== Supplied records

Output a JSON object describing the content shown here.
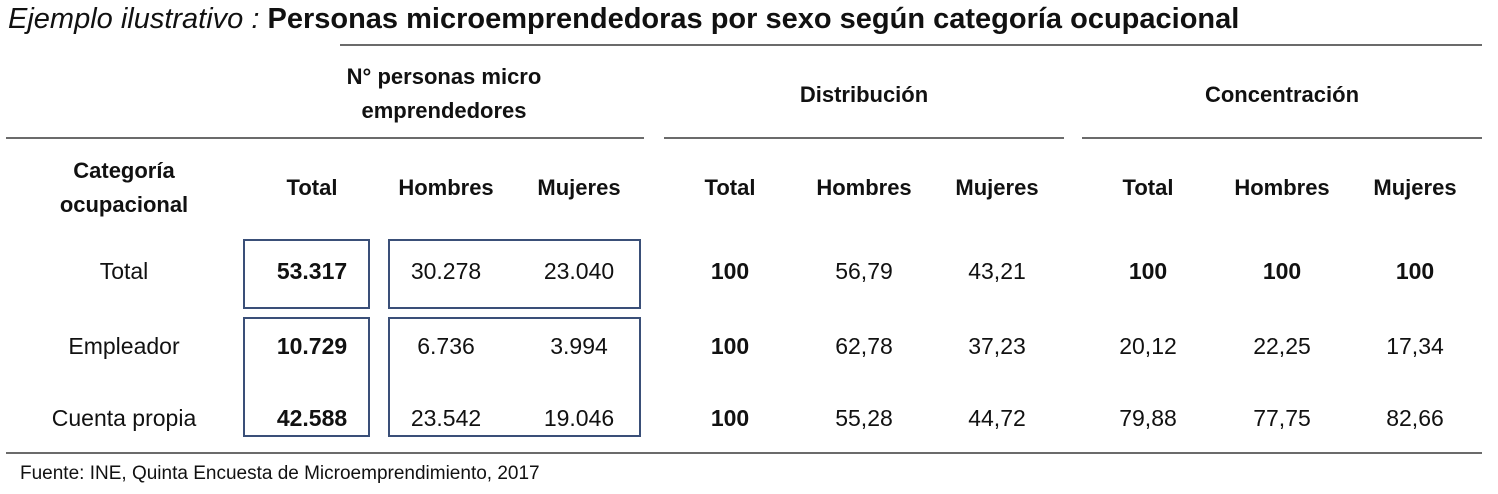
{
  "title": {
    "italic_part": "Ejemplo ilustrativo :",
    "main_part": " Personas microemprendedoras por sexo según categoría ocupacional"
  },
  "groups": {
    "count_l1": "N° personas micro",
    "count_l2": "emprendedores",
    "distribution": "Distribución",
    "concentration": "Concentración"
  },
  "headers": {
    "category_l1": "Categoría",
    "category_l2": "ocupacional",
    "total": "Total",
    "hombres": "Hombres",
    "mujeres": "Mujeres"
  },
  "rows": [
    {
      "label": "Total",
      "n_total": "53.317",
      "n_h": "30.278",
      "n_m": "23.040",
      "d_total": "100",
      "d_h": "56,79",
      "d_m": "43,21",
      "c_total": "100",
      "c_h": "100",
      "c_m": "100"
    },
    {
      "label": "Empleador",
      "n_total": "10.729",
      "n_h": "6.736",
      "n_m": "3.994",
      "d_total": "100",
      "d_h": "62,78",
      "d_m": "37,23",
      "c_total": "20,12",
      "c_h": "22,25",
      "c_m": "17,34"
    },
    {
      "label": "Cuenta propia",
      "n_total": "42.588",
      "n_h": "23.542",
      "n_m": "19.046",
      "d_total": "100",
      "d_h": "55,28",
      "d_m": "44,72",
      "c_total": "79,88",
      "c_h": "77,75",
      "c_m": "82,66"
    }
  ],
  "source": "Fuente: INE, Quinta Encuesta de Microemprendimiento, 2017"
}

====

_Task requirements_
Transcribe every entry word for word, but omit the pictures.

_Output of the task_
Output a JSON object describing the content shown here.
{
  "title": {
    "italic_part": "Ejemplo ilustrativo :",
    "main_part": " Personas microemprendedoras por sexo según categoría ocupacional"
  },
  "groups": {
    "count_l1": "N° personas micro",
    "count_l2": "emprendedores",
    "distribution": "Distribución",
    "concentration": "Concentración"
  },
  "headers": {
    "category_l1": "Categoría",
    "category_l2": "ocupacional",
    "total": "Total",
    "hombres": "Hombres",
    "mujeres": "Mujeres"
  },
  "rows": [
    {
      "label": "Total",
      "n_total": "53.317",
      "n_h": "30.278",
      "n_m": "23.040",
      "d_total": "100",
      "d_h": "56,79",
      "d_m": "43,21",
      "c_total": "100",
      "c_h": "100",
      "c_m": "100"
    },
    {
      "label": "Empleador",
      "n_total": "10.729",
      "n_h": "6.736",
      "n_m": "3.994",
      "d_total": "100",
      "d_h": "62,78",
      "d_m": "37,23",
      "c_total": "20,12",
      "c_h": "22,25",
      "c_m": "17,34"
    },
    {
      "label": "Cuenta propia",
      "n_total": "42.588",
      "n_h": "23.542",
      "n_m": "19.046",
      "d_total": "100",
      "d_h": "55,28",
      "d_m": "44,72",
      "c_total": "79,88",
      "c_h": "77,75",
      "c_m": "82,66"
    }
  ],
  "source": "Fuente: INE, Quinta Encuesta de Microemprendimiento, 2017"
}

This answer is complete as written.